**JOB:**
Reproduce the listing below character for character; drop every image.

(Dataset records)
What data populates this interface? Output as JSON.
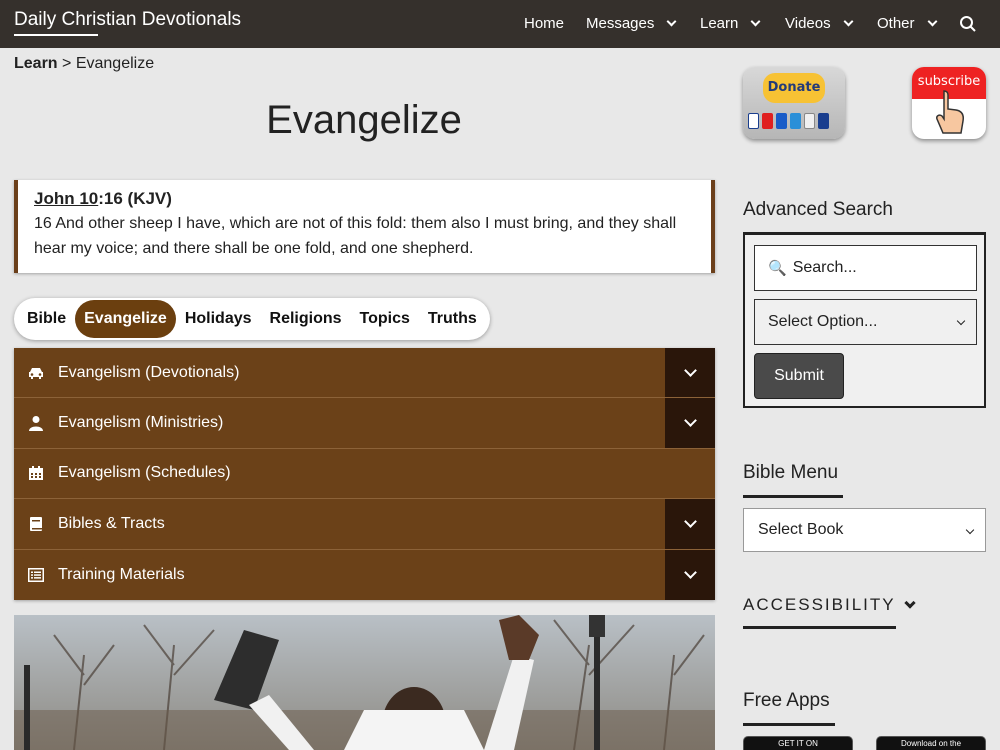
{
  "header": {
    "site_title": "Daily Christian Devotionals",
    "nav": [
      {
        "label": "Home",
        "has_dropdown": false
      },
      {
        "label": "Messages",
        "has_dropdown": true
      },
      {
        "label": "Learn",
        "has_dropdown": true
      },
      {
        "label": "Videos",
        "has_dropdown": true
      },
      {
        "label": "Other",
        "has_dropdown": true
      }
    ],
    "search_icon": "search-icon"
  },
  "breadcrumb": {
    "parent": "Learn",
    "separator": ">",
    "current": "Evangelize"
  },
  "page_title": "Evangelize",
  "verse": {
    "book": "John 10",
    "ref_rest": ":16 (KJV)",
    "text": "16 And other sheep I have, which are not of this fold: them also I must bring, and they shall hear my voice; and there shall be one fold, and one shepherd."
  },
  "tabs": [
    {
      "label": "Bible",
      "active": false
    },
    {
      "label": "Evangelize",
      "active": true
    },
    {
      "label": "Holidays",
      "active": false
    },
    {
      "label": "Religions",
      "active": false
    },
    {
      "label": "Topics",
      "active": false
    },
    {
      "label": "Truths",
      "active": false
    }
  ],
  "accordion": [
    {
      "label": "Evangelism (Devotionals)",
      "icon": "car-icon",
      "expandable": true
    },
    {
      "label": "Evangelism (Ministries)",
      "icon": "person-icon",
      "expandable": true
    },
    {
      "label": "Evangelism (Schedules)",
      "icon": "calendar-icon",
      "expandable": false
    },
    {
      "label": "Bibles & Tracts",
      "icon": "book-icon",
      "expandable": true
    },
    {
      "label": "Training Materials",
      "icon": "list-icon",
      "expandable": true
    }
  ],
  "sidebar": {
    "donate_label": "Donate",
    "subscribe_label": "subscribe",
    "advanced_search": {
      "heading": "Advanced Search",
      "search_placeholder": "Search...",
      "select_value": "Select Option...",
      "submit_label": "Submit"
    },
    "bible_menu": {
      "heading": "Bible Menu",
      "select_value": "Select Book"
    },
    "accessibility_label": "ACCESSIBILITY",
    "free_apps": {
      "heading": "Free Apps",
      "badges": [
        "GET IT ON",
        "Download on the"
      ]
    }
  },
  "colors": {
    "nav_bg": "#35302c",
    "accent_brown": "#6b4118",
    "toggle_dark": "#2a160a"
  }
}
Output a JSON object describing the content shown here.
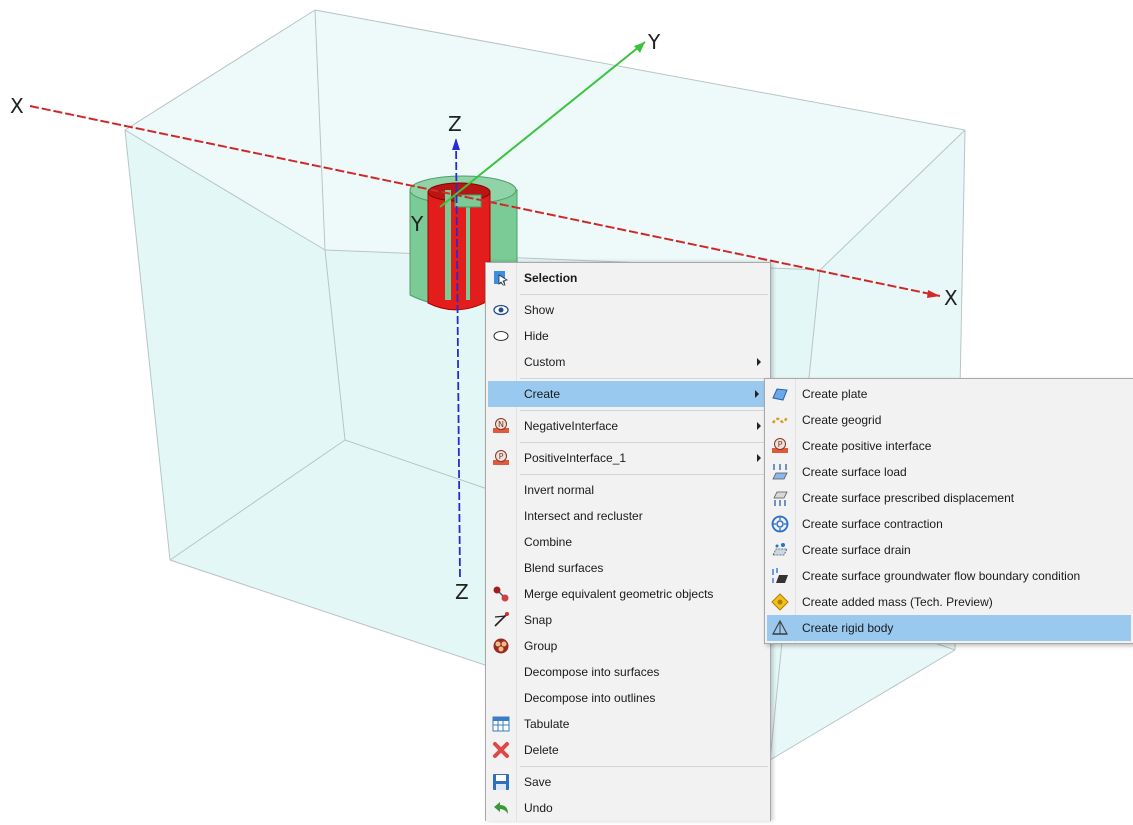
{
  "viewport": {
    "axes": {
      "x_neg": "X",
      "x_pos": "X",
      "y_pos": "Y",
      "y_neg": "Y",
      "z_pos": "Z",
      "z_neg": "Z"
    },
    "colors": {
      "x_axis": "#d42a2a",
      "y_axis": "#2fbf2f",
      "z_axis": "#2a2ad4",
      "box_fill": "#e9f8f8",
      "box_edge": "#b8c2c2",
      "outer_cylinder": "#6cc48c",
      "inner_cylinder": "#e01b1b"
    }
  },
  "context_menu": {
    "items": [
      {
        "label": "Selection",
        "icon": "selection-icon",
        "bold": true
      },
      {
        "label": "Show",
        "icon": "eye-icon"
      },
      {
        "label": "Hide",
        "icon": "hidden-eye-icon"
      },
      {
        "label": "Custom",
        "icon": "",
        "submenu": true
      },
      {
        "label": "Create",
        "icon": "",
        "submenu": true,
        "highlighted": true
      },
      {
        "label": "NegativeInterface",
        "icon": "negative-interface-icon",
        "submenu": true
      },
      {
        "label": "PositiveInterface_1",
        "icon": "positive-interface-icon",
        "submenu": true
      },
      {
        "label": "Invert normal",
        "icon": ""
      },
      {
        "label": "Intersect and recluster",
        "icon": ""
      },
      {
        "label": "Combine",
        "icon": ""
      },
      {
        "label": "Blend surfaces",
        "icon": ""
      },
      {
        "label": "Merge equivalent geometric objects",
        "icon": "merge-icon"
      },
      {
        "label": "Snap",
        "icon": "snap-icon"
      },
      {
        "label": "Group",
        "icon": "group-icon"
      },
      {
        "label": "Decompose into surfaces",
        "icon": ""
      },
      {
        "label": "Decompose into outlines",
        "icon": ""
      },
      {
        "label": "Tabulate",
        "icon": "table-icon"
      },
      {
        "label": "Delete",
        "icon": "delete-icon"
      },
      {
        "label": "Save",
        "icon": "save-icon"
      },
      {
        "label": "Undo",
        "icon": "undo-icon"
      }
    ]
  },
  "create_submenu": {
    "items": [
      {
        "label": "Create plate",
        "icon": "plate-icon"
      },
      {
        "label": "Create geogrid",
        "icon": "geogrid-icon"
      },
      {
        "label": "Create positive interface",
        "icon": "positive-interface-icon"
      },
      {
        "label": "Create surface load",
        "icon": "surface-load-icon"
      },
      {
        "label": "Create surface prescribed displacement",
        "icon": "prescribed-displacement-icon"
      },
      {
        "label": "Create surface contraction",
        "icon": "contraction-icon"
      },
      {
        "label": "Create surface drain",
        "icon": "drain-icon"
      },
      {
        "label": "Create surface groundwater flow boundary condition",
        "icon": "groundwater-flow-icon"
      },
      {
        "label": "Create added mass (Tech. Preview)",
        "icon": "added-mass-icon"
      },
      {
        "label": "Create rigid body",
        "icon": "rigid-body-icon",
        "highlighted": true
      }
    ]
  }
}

**SOLUTION TO THE PROBLEM:**
What data populates this interface? Output as JSON.
{
  "header": {
    "site_title": "Daily Christian Devotionals",
    "nav": [
      {
        "label": "Home",
        "has_dropdown": false
      },
      {
        "label": "Messages",
        "has_dropdown": true
      },
      {
        "label": "Learn",
        "has_dropdown": true
      },
      {
        "label": "Videos",
        "has_dropdown": true
      },
      {
        "label": "Other",
        "has_dropdown": true
      }
    ],
    "search_icon": "search-icon"
  },
  "breadcrumb": {
    "parent": "Learn",
    "separator": ">",
    "current": "Evangelize"
  },
  "page_title": "Evangelize",
  "verse": {
    "book": "John 10",
    "ref_rest": ":16 (KJV)",
    "text": "16 And other sheep I have, which are not of this fold: them also I must bring, and they shall hear my voice; and there shall be one fold, and one shepherd."
  },
  "tabs": [
    {
      "label": "Bible",
      "active": false
    },
    {
      "label": "Evangelize",
      "active": true
    },
    {
      "label": "Holidays",
      "active": false
    },
    {
      "label": "Religions",
      "active": false
    },
    {
      "label": "Topics",
      "active": false
    },
    {
      "label": "Truths",
      "active": false
    }
  ],
  "accordion": [
    {
      "label": "Evangelism (Devotionals)",
      "icon": "car-icon",
      "expandable": true
    },
    {
      "label": "Evangelism (Ministries)",
      "icon": "person-icon",
      "expandable": true
    },
    {
      "label": "Evangelism (Schedules)",
      "icon": "calendar-icon",
      "expandable": false
    },
    {
      "label": "Bibles & Tracts",
      "icon": "book-icon",
      "expandable": true
    },
    {
      "label": "Training Materials",
      "icon": "list-icon",
      "expandable": true
    }
  ],
  "sidebar": {
    "donate_label": "Donate",
    "subscribe_label": "subscribe",
    "advanced_search": {
      "heading": "Advanced Search",
      "search_placeholder": "Search...",
      "select_value": "Select Option...",
      "submit_label": "Submit"
    },
    "bible_menu": {
      "heading": "Bible Menu",
      "select_value": "Select Book"
    },
    "accessibility_label": "ACCESSIBILITY",
    "free_apps": {
      "heading": "Free Apps",
      "badges": [
        "GET IT ON",
        "Download on the"
      ]
    }
  },
  "colors": {
    "nav_bg": "#35302c",
    "accent_brown": "#6b4118",
    "toggle_dark": "#2a160a"
  }
}
Output a JSON object describing the content shown here.
{
  "viewport": {
    "axes": {
      "x_neg": "X",
      "x_pos": "X",
      "y_pos": "Y",
      "y_neg": "Y",
      "z_pos": "Z",
      "z_neg": "Z"
    },
    "colors": {
      "x_axis": "#d42a2a",
      "y_axis": "#2fbf2f",
      "z_axis": "#2a2ad4",
      "box_fill": "#e9f8f8",
      "box_edge": "#b8c2c2",
      "outer_cylinder": "#6cc48c",
      "inner_cylinder": "#e01b1b"
    }
  },
  "context_menu": {
    "items": [
      {
        "label": "Selection",
        "icon": "selection-icon",
        "bold": true
      },
      {
        "label": "Show",
        "icon": "eye-icon"
      },
      {
        "label": "Hide",
        "icon": "hidden-eye-icon"
      },
      {
        "label": "Custom",
        "icon": "",
        "submenu": true
      },
      {
        "label": "Create",
        "icon": "",
        "submenu": true,
        "highlighted": true
      },
      {
        "label": "NegativeInterface",
        "icon": "negative-interface-icon",
        "submenu": true
      },
      {
        "label": "PositiveInterface_1",
        "icon": "positive-interface-icon",
        "submenu": true
      },
      {
        "label": "Invert normal",
        "icon": ""
      },
      {
        "label": "Intersect and recluster",
        "icon": ""
      },
      {
        "label": "Combine",
        "icon": ""
      },
      {
        "label": "Blend surfaces",
        "icon": ""
      },
      {
        "label": "Merge equivalent geometric objects",
        "icon": "merge-icon"
      },
      {
        "label": "Snap",
        "icon": "snap-icon"
      },
      {
        "label": "Group",
        "icon": "group-icon"
      },
      {
        "label": "Decompose into surfaces",
        "icon": ""
      },
      {
        "label": "Decompose into outlines",
        "icon": ""
      },
      {
        "label": "Tabulate",
        "icon": "table-icon"
      },
      {
        "label": "Delete",
        "icon": "delete-icon"
      },
      {
        "label": "Save",
        "icon": "save-icon"
      },
      {
        "label": "Undo",
        "icon": "undo-icon"
      }
    ]
  },
  "create_submenu": {
    "items": [
      {
        "label": "Create plate",
        "icon": "plate-icon"
      },
      {
        "label": "Create geogrid",
        "icon": "geogrid-icon"
      },
      {
        "label": "Create positive interface",
        "icon": "positive-interface-icon"
      },
      {
        "label": "Create surface load",
        "icon": "surface-load-icon"
      },
      {
        "label": "Create surface prescribed displacement",
        "icon": "prescribed-displacement-icon"
      },
      {
        "label": "Create surface contraction",
        "icon": "contraction-icon"
      },
      {
        "label": "Create surface drain",
        "icon": "drain-icon"
      },
      {
        "label": "Create surface groundwater flow boundary condition",
        "icon": "groundwater-flow-icon"
      },
      {
        "label": "Create added mass (Tech. Preview)",
        "icon": "added-mass-icon"
      },
      {
        "label": "Create rigid body",
        "icon": "rigid-body-icon",
        "highlighted": true
      }
    ]
  }
}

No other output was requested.